-- Prompt --
Retype the records below exactly as they appear, but leave out any pictures.

-- Data provided --

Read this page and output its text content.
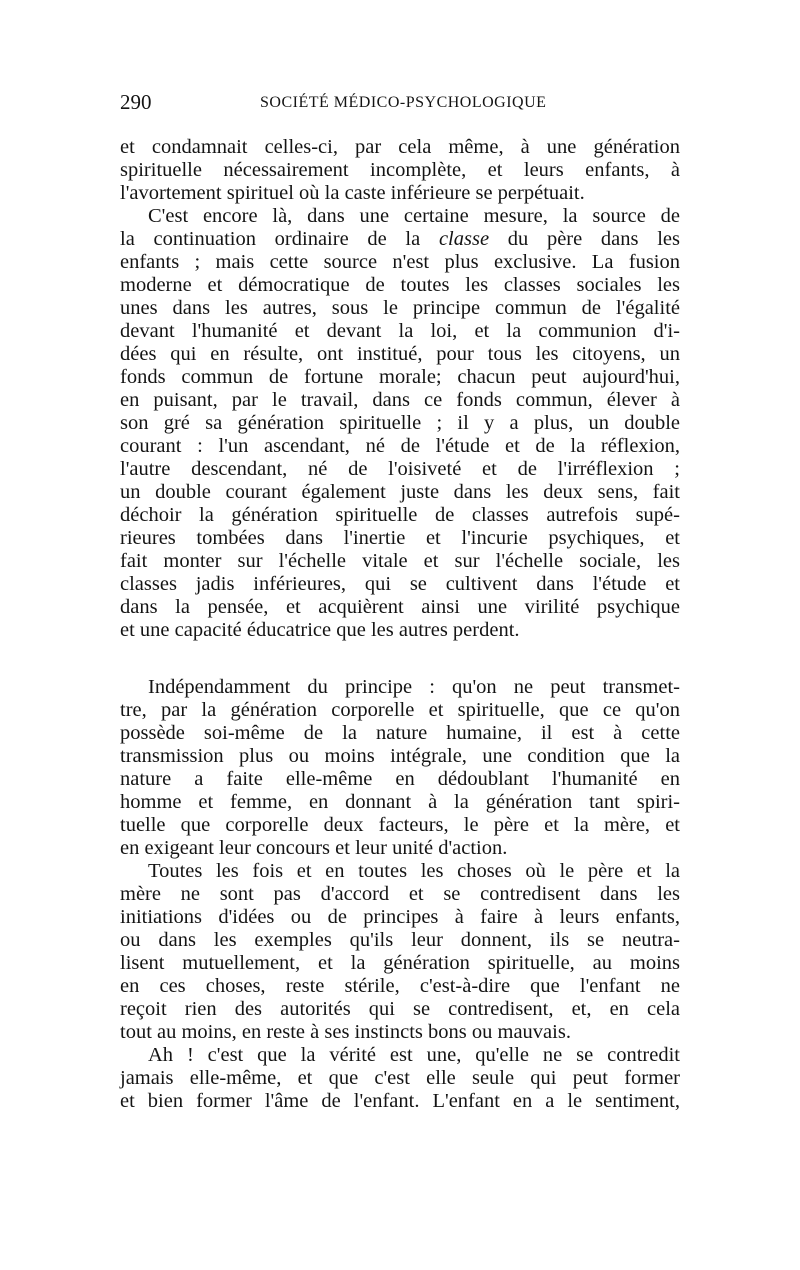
290	SOCIÉTÉ MÉDICO-PSYCHOLOGIQUE
et condamnait celles-ci, par cela même, à une génération
spirituelle nécessairement incomplète, et leurs enfants, à
l'avortement spirituel où la caste inférieure se perpétuait.
C'est encore là, dans une certaine mesure, la source de
la continuation ordinaire de la classe du père dans les
enfants ; mais cette source n'est plus exclusive. La fusion
moderne et démocratique de toutes les classes sociales les
unes dans les autres, sous le principe commun de l'égalité
devant l'humanité et devant la loi, et la communion d'i-
dées qui en résulte, ont institué, pour tous les citoyens, un
fonds commun de fortune morale; chacun peut aujourd'hui,
en puisant, par le travail, dans ce fonds commun, élever à
son gré sa génération spirituelle ; il y a plus, un double
courant : l'un ascendant, né de l'étude et de la réflexion,
l'autre descendant, né de l'oisiveté et de l'irréflexion ;
un double courant également juste dans les deux sens, fait
déchoir la génération spirituelle de classes autrefois supé-
rieures tombées dans l'inertie et l'incurie psychiques, et
fait monter sur l'échelle vitale et sur l'échelle sociale, les
classes jadis inférieures, qui se cultivent dans l'étude et
dans la pensée, et acquièrent ainsi une virilité psychique
et une capacité éducatrice que les autres perdent.
Indépendamment du principe : qu'on ne peut transmet-
tre, par la génération corporelle et spirituelle, que ce qu'on
possède soi-même de la nature humaine, il est à cette
transmission plus ou moins intégrale, une condition que la
nature a faite elle-même en dédoublant l'humanité en
homme et femme, en donnant à la génération tant spiri-
tuelle que corporelle deux facteurs, le père et la mère, et
en exigeant leur concours et leur unité d'action.
Toutes les fois et en toutes les choses où le père et la
mère ne sont pas d'accord et se contredisent dans les
initiations d'idées ou de principes à faire à leurs enfants,
ou dans les exemples qu'ils leur donnent, ils se neutra-
lisent mutuellement, et la génération spirituelle, au moins
en ces choses, reste stérile, c'est-à-dire que l'enfant ne
reçoit rien des autorités qui se contredisent, et, en cela
tout au moins, en reste à ses instincts bons ou mauvais.
Ah ! c'est que la vérité est une, qu'elle ne se contredit
jamais elle-même, et que c'est elle seule qui peut former
et bien former l'âme de l'enfant. L'enfant en a le sentiment,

-- Output of the exercise --
Read this page and output its text content.
290	SOCIÉTÉ MÉDICO-PSYCHOLOGIQUE
et condamnait celles-ci, par cela même, à une génération
spirituelle nécessairement incomplète, et leurs enfants, à
l'avortement spirituel où la caste inférieure se perpétuait.
C'est encore là, dans une certaine mesure, la source de
la continuation ordinaire de la classe du père dans les
enfants ; mais cette source n'est plus exclusive. La fusion
moderne et démocratique de toutes les classes sociales les
unes dans les autres, sous le principe commun de l'égalité
devant l'humanité et devant la loi, et la communion d'i-
dées qui en résulte, ont institué, pour tous les citoyens, un
fonds commun de fortune morale; chacun peut aujourd'hui,
en puisant, par le travail, dans ce fonds commun, élever à
son gré sa génération spirituelle ; il y a plus, un double
courant : l'un ascendant, né de l'étude et de la réflexion,
l'autre descendant, né de l'oisiveté et de l'irréflexion ;
un double courant également juste dans les deux sens, fait
déchoir la génération spirituelle de classes autrefois supé-
rieures tombées dans l'inertie et l'incurie psychiques, et
fait monter sur l'échelle vitale et sur l'échelle sociale, les
classes jadis inférieures, qui se cultivent dans l'étude et
dans la pensée, et acquièrent ainsi une virilité psychique
et une capacité éducatrice que les autres perdent.
Indépendamment du principe : qu'on ne peut transmet-
tre, par la génération corporelle et spirituelle, que ce qu'on
possède soi-même de la nature humaine, il est à cette
transmission plus ou moins intégrale, une condition que la
nature a faite elle-même en dédoublant l'humanité en
homme et femme, en donnant à la génération tant spiri-
tuelle que corporelle deux facteurs, le père et la mère, et
en exigeant leur concours et leur unité d'action.
Toutes les fois et en toutes les choses où le père et la
mère ne sont pas d'accord et se contredisent dans les
initiations d'idées ou de principes à faire à leurs enfants,
ou dans les exemples qu'ils leur donnent, ils se neutra-
lisent mutuellement, et la génération spirituelle, au moins
en ces choses, reste stérile, c'est-à-dire que l'enfant ne
reçoit rien des autorités qui se contredisent, et, en cela
tout au moins, en reste à ses instincts bons ou mauvais.
Ah ! c'est que la vérité est une, qu'elle ne se contredit
jamais elle-même, et que c'est elle seule qui peut former
et bien former l'âme de l'enfant. L'enfant en a le sentiment,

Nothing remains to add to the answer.